| Objective |
Transcribe the records that follow, preserving every word.

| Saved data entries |
____
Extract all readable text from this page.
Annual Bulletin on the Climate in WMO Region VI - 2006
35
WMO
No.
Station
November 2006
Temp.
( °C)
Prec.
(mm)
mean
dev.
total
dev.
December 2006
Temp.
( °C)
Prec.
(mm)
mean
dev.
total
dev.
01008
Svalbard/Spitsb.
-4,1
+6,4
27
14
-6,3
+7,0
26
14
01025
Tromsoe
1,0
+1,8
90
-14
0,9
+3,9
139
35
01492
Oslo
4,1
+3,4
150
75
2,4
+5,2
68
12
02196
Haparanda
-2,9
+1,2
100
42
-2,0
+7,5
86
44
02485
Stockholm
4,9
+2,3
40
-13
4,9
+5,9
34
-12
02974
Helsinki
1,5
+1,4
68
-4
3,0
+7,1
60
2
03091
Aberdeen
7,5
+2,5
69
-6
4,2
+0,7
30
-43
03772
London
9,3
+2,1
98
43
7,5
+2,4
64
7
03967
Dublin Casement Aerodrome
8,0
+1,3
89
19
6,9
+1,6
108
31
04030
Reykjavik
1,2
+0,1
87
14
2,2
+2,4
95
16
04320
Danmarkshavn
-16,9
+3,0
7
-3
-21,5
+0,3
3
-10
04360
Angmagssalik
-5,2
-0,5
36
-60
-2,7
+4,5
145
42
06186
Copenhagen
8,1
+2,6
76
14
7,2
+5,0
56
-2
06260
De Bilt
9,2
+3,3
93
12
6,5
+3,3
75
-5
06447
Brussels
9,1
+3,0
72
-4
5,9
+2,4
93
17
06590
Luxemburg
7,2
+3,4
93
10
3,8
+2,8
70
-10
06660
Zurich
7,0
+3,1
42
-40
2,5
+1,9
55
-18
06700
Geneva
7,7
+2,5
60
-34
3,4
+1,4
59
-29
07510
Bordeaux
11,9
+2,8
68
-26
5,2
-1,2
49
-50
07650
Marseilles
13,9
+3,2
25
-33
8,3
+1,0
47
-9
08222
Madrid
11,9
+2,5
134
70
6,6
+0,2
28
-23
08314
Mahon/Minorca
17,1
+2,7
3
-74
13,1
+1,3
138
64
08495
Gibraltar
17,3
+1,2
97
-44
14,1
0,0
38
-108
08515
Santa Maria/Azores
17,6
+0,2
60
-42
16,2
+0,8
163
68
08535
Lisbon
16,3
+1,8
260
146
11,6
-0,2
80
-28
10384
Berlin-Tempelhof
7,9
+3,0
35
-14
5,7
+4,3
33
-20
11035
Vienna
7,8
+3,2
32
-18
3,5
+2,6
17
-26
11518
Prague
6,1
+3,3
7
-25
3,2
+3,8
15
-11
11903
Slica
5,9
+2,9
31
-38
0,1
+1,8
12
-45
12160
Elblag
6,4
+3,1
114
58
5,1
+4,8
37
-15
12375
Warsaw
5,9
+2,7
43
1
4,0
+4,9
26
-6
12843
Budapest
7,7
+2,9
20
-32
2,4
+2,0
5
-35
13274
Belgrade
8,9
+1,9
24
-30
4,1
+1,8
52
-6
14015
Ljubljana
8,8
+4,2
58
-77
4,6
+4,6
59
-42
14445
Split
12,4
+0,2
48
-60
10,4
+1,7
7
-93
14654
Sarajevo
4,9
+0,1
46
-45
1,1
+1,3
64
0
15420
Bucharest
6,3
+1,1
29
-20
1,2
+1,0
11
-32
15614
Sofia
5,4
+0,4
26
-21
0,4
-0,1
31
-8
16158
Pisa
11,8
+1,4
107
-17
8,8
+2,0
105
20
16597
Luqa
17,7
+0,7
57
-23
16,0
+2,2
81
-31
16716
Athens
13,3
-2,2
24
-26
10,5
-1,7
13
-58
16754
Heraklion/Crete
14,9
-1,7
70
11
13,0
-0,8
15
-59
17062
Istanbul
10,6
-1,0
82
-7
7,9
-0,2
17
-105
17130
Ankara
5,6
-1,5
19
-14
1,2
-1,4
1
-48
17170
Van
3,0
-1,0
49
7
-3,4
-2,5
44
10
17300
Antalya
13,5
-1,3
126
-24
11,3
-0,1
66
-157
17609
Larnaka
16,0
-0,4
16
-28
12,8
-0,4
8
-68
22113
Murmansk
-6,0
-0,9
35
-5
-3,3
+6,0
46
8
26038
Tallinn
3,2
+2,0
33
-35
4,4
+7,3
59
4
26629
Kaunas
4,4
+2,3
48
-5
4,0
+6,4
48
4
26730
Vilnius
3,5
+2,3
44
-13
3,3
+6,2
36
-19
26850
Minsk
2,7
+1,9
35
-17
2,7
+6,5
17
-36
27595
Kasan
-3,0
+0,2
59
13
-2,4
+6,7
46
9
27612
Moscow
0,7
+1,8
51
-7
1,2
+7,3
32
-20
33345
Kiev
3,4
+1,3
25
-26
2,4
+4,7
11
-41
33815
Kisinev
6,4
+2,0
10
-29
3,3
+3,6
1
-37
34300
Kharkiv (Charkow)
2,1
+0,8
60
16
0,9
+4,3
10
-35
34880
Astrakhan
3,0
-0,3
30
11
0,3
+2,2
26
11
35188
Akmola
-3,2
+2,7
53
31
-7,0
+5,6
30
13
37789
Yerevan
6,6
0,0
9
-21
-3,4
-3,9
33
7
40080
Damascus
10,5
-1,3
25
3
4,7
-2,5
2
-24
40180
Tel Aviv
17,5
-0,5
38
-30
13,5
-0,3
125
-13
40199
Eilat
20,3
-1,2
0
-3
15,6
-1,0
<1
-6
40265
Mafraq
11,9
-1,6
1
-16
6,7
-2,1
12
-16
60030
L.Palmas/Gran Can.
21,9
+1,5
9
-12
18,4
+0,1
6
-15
____
| Task solution |
Extract all readable text from this page.
Annual Bulletin on the Climate in WMO Region VI - 2006
35
WMO
No.
Station
November 2006
Temp.
( °C)
Prec.
(mm)
mean
dev.
total
dev.
December 2006
Temp.
( °C)
Prec.
(mm)
mean
dev.
total
dev.
01008
Svalbard/Spitsb.
-4,1
+6,4
27
14
-6,3
+7,0
26
14
01025
Tromsoe
1,0
+1,8
90
-14
0,9
+3,9
139
35
01492
Oslo
4,1
+3,4
150
75
2,4
+5,2
68
12
02196
Haparanda
-2,9
+1,2
100
42
-2,0
+7,5
86
44
02485
Stockholm
4,9
+2,3
40
-13
4,9
+5,9
34
-12
02974
Helsinki
1,5
+1,4
68
-4
3,0
+7,1
60
2
03091
Aberdeen
7,5
+2,5
69
-6
4,2
+0,7
30
-43
03772
London
9,3
+2,1
98
43
7,5
+2,4
64
7
03967
Dublin Casement Aerodrome
8,0
+1,3
89
19
6,9
+1,6
108
31
04030
Reykjavik
1,2
+0,1
87
14
2,2
+2,4
95
16
04320
Danmarkshavn
-16,9
+3,0
7
-3
-21,5
+0,3
3
-10
04360
Angmagssalik
-5,2
-0,5
36
-60
-2,7
+4,5
145
42
06186
Copenhagen
8,1
+2,6
76
14
7,2
+5,0
56
-2
06260
De Bilt
9,2
+3,3
93
12
6,5
+3,3
75
-5
06447
Brussels
9,1
+3,0
72
-4
5,9
+2,4
93
17
06590
Luxemburg
7,2
+3,4
93
10
3,8
+2,8
70
-10
06660
Zurich
7,0
+3,1
42
-40
2,5
+1,9
55
-18
06700
Geneva
7,7
+2,5
60
-34
3,4
+1,4
59
-29
07510
Bordeaux
11,9
+2,8
68
-26
5,2
-1,2
49
-50
07650
Marseilles
13,9
+3,2
25
-33
8,3
+1,0
47
-9
08222
Madrid
11,9
+2,5
134
70
6,6
+0,2
28
-23
08314
Mahon/Minorca
17,1
+2,7
3
-74
13,1
+1,3
138
64
08495
Gibraltar
17,3
+1,2
97
-44
14,1
0,0
38
-108
08515
Santa Maria/Azores
17,6
+0,2
60
-42
16,2
+0,8
163
68
08535
Lisbon
16,3
+1,8
260
146
11,6
-0,2
80
-28
10384
Berlin-Tempelhof
7,9
+3,0
35
-14
5,7
+4,3
33
-20
11035
Vienna
7,8
+3,2
32
-18
3,5
+2,6
17
-26
11518
Prague
6,1
+3,3
7
-25
3,2
+3,8
15
-11
11903
Slica
5,9
+2,9
31
-38
0,1
+1,8
12
-45
12160
Elblag
6,4
+3,1
114
58
5,1
+4,8
37
-15
12375
Warsaw
5,9
+2,7
43
1
4,0
+4,9
26
-6
12843
Budapest
7,7
+2,9
20
-32
2,4
+2,0
5
-35
13274
Belgrade
8,9
+1,9
24
-30
4,1
+1,8
52
-6
14015
Ljubljana
8,8
+4,2
58
-77
4,6
+4,6
59
-42
14445
Split
12,4
+0,2
48
-60
10,4
+1,7
7
-93
14654
Sarajevo
4,9
+0,1
46
-45
1,1
+1,3
64
0
15420
Bucharest
6,3
+1,1
29
-20
1,2
+1,0
11
-32
15614
Sofia
5,4
+0,4
26
-21
0,4
-0,1
31
-8
16158
Pisa
11,8
+1,4
107
-17
8,8
+2,0
105
20
16597
Luqa
17,7
+0,7
57
-23
16,0
+2,2
81
-31
16716
Athens
13,3
-2,2
24
-26
10,5
-1,7
13
-58
16754
Heraklion/Crete
14,9
-1,7
70
11
13,0
-0,8
15
-59
17062
Istanbul
10,6
-1,0
82
-7
7,9
-0,2
17
-105
17130
Ankara
5,6
-1,5
19
-14
1,2
-1,4
1
-48
17170
Van
3,0
-1,0
49
7
-3,4
-2,5
44
10
17300
Antalya
13,5
-1,3
126
-24
11,3
-0,1
66
-157
17609
Larnaka
16,0
-0,4
16
-28
12,8
-0,4
8
-68
22113
Murmansk
-6,0
-0,9
35
-5
-3,3
+6,0
46
8
26038
Tallinn
3,2
+2,0
33
-35
4,4
+7,3
59
4
26629
Kaunas
4,4
+2,3
48
-5
4,0
+6,4
48
4
26730
Vilnius
3,5
+2,3
44
-13
3,3
+6,2
36
-19
26850
Minsk
2,7
+1,9
35
-17
2,7
+6,5
17
-36
27595
Kasan
-3,0
+0,2
59
13
-2,4
+6,7
46
9
27612
Moscow
0,7
+1,8
51
-7
1,2
+7,3
32
-20
33345
Kiev
3,4
+1,3
25
-26
2,4
+4,7
11
-41
33815
Kisinev
6,4
+2,0
10
-29
3,3
+3,6
1
-37
34300
Kharkiv (Charkow)
2,1
+0,8
60
16
0,9
+4,3
10
-35
34880
Astrakhan
3,0
-0,3
30
11
0,3
+2,2
26
11
35188
Akmola
-3,2
+2,7
53
31
-7,0
+5,6
30
13
37789
Yerevan
6,6
0,0
9
-21
-3,4
-3,9
33
7
40080
Damascus
10,5
-1,3
25
3
4,7
-2,5
2
-24
40180
Tel Aviv
17,5
-0,5
38
-30
13,5
-0,3
125
-13
40199
Eilat
20,3
-1,2
0
-3
15,6
-1,0
<1
-6
40265
Mafraq
11,9
-1,6
1
-16
6,7
-2,1
12
-16
60030
L.Palmas/Gran Can.
21,9
+1,5
9
-12
18,4
+0,1
6
-15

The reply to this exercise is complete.